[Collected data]
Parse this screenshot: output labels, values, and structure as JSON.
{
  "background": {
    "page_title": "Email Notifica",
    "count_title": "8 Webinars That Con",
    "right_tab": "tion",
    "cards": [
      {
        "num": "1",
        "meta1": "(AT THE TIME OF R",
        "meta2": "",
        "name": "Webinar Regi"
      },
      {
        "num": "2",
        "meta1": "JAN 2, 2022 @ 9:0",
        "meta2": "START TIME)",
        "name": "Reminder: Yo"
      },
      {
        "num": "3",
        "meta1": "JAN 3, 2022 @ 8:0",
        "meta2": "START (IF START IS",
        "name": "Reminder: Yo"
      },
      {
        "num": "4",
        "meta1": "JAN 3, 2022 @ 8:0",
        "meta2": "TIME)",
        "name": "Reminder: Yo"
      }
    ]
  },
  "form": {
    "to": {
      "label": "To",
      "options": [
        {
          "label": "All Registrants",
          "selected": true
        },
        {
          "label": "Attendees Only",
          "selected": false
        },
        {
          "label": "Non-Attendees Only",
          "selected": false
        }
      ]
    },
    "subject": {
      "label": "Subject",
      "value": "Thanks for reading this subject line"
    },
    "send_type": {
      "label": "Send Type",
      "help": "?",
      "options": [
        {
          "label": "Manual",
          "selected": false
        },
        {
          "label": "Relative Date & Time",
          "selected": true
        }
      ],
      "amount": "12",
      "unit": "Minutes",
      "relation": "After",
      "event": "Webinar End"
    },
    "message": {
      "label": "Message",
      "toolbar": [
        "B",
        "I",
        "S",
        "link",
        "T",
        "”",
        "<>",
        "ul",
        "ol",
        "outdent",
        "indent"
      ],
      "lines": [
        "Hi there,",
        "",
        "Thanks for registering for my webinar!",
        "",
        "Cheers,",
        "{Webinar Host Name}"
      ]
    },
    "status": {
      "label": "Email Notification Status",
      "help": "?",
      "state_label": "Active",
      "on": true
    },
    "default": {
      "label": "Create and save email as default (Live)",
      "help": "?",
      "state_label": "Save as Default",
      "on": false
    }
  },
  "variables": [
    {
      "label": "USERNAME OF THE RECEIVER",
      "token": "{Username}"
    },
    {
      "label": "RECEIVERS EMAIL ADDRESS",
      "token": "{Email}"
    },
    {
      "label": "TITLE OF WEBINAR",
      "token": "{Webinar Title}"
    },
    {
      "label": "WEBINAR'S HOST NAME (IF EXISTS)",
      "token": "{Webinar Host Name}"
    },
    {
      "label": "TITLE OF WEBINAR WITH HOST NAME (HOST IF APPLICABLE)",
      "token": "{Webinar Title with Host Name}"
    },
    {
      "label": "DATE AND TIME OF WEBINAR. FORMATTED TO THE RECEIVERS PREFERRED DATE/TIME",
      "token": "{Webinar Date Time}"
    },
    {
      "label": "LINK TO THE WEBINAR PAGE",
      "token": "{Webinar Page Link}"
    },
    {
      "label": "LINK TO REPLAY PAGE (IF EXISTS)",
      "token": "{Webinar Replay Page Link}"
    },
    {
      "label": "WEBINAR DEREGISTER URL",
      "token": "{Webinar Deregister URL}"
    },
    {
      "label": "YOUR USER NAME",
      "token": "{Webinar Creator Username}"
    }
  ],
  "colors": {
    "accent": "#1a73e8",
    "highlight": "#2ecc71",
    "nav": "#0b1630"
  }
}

**What this task involves:** Each line in the material above must be retyped without alteration.

**Written answer:**
Parse this screenshot: output labels, values, and structure as JSON.
{
  "background": {
    "page_title": "Email Notifica",
    "count_title": "8 Webinars That Con",
    "right_tab": "tion",
    "cards": [
      {
        "num": "1",
        "meta1": "(AT THE TIME OF R",
        "meta2": "",
        "name": "Webinar Regi"
      },
      {
        "num": "2",
        "meta1": "JAN 2, 2022 @ 9:0",
        "meta2": "START TIME)",
        "name": "Reminder: Yo"
      },
      {
        "num": "3",
        "meta1": "JAN 3, 2022 @ 8:0",
        "meta2": "START (IF START IS",
        "name": "Reminder: Yo"
      },
      {
        "num": "4",
        "meta1": "JAN 3, 2022 @ 8:0",
        "meta2": "TIME)",
        "name": "Reminder: Yo"
      }
    ]
  },
  "form": {
    "to": {
      "label": "To",
      "options": [
        {
          "label": "All Registrants",
          "selected": true
        },
        {
          "label": "Attendees Only",
          "selected": false
        },
        {
          "label": "Non-Attendees Only",
          "selected": false
        }
      ]
    },
    "subject": {
      "label": "Subject",
      "value": "Thanks for reading this subject line"
    },
    "send_type": {
      "label": "Send Type",
      "help": "?",
      "options": [
        {
          "label": "Manual",
          "selected": false
        },
        {
          "label": "Relative Date & Time",
          "selected": true
        }
      ],
      "amount": "12",
      "unit": "Minutes",
      "relation": "After",
      "event": "Webinar End"
    },
    "message": {
      "label": "Message",
      "toolbar": [
        "B",
        "I",
        "S",
        "link",
        "T",
        "”",
        "<>",
        "ul",
        "ol",
        "outdent",
        "indent"
      ],
      "lines": [
        "Hi there,",
        "",
        "Thanks for registering for my webinar!",
        "",
        "Cheers,",
        "{Webinar Host Name}"
      ]
    },
    "status": {
      "label": "Email Notification Status",
      "help": "?",
      "state_label": "Active",
      "on": true
    },
    "default": {
      "label": "Create and save email as default (Live)",
      "help": "?",
      "state_label": "Save as Default",
      "on": false
    }
  },
  "variables": [
    {
      "label": "USERNAME OF THE RECEIVER",
      "token": "{Username}"
    },
    {
      "label": "RECEIVERS EMAIL ADDRESS",
      "token": "{Email}"
    },
    {
      "label": "TITLE OF WEBINAR",
      "token": "{Webinar Title}"
    },
    {
      "label": "WEBINAR'S HOST NAME (IF EXISTS)",
      "token": "{Webinar Host Name}"
    },
    {
      "label": "TITLE OF WEBINAR WITH HOST NAME (HOST IF APPLICABLE)",
      "token": "{Webinar Title with Host Name}"
    },
    {
      "label": "DATE AND TIME OF WEBINAR. FORMATTED TO THE RECEIVERS PREFERRED DATE/TIME",
      "token": "{Webinar Date Time}"
    },
    {
      "label": "LINK TO THE WEBINAR PAGE",
      "token": "{Webinar Page Link}"
    },
    {
      "label": "LINK TO REPLAY PAGE (IF EXISTS)",
      "token": "{Webinar Replay Page Link}"
    },
    {
      "label": "WEBINAR DEREGISTER URL",
      "token": "{Webinar Deregister URL}"
    },
    {
      "label": "YOUR USER NAME",
      "token": "{Webinar Creator Username}"
    }
  ],
  "colors": {
    "accent": "#1a73e8",
    "highlight": "#2ecc71",
    "nav": "#0b1630"
  }
}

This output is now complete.